:: What the task requires ::
Show only lines that include "Which".

:: Supplied entries ::
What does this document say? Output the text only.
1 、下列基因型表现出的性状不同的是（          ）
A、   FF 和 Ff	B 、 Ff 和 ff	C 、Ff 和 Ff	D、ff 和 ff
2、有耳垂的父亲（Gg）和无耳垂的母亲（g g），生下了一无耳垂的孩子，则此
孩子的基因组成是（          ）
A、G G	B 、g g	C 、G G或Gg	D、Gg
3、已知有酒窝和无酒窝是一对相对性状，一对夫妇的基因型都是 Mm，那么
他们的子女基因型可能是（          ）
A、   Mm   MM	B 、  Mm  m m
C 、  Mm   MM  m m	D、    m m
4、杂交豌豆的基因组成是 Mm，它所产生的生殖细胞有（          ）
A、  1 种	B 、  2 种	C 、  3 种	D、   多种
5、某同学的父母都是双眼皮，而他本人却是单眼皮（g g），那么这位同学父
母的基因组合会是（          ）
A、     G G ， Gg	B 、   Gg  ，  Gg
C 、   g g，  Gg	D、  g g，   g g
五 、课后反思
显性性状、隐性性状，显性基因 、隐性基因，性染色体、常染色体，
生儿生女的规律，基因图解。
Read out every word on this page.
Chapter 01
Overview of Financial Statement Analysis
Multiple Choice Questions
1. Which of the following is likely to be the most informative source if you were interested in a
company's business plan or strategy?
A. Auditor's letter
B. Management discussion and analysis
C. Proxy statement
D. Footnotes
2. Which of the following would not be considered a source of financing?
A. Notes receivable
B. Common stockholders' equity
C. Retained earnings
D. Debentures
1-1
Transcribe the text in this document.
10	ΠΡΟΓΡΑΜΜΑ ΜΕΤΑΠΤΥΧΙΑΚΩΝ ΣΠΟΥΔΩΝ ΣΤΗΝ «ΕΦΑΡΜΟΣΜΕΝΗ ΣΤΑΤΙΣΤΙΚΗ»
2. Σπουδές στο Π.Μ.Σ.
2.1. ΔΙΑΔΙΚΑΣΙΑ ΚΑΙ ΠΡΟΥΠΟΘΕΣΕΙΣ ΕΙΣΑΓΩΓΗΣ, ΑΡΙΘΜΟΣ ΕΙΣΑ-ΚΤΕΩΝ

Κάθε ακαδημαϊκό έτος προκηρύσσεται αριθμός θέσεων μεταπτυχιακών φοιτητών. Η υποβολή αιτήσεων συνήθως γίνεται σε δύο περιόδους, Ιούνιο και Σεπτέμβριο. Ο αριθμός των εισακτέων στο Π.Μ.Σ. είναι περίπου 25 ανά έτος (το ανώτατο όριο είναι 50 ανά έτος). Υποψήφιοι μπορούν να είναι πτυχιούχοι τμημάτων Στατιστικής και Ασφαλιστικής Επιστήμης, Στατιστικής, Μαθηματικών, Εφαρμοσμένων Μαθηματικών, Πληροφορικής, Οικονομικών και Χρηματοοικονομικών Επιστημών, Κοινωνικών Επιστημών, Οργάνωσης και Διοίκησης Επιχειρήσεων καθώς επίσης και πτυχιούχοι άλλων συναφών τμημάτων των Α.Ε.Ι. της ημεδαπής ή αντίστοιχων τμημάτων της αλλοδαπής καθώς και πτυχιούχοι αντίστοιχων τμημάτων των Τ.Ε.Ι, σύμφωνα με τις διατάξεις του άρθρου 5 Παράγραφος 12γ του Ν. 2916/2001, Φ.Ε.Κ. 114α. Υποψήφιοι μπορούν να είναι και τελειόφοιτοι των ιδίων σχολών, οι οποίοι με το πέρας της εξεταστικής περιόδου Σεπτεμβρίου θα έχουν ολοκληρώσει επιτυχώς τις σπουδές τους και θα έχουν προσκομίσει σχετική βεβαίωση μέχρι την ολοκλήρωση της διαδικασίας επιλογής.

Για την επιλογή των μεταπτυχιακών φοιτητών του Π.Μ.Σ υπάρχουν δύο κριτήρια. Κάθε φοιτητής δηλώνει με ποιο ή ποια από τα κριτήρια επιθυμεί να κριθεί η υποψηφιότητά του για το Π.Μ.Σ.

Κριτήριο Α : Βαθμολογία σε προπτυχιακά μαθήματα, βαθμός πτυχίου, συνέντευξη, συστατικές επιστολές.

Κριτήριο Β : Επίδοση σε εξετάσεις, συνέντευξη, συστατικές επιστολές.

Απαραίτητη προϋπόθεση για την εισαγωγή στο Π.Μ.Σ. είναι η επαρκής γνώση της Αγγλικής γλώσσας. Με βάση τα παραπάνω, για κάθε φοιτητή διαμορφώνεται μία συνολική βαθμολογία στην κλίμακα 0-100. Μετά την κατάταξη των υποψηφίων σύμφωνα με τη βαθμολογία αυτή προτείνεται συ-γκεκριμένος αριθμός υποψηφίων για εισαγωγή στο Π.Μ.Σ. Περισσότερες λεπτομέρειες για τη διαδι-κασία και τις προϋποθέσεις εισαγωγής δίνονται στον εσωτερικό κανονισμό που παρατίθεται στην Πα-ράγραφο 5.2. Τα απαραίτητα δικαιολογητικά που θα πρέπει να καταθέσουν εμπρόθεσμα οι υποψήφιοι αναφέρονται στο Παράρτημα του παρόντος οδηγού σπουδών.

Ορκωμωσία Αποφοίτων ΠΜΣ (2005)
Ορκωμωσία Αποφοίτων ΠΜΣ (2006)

:: Task response ::
1. Which of the following is likely to be the most informative source if you were interested in a
2. Which of the following would not be considered a source of financing?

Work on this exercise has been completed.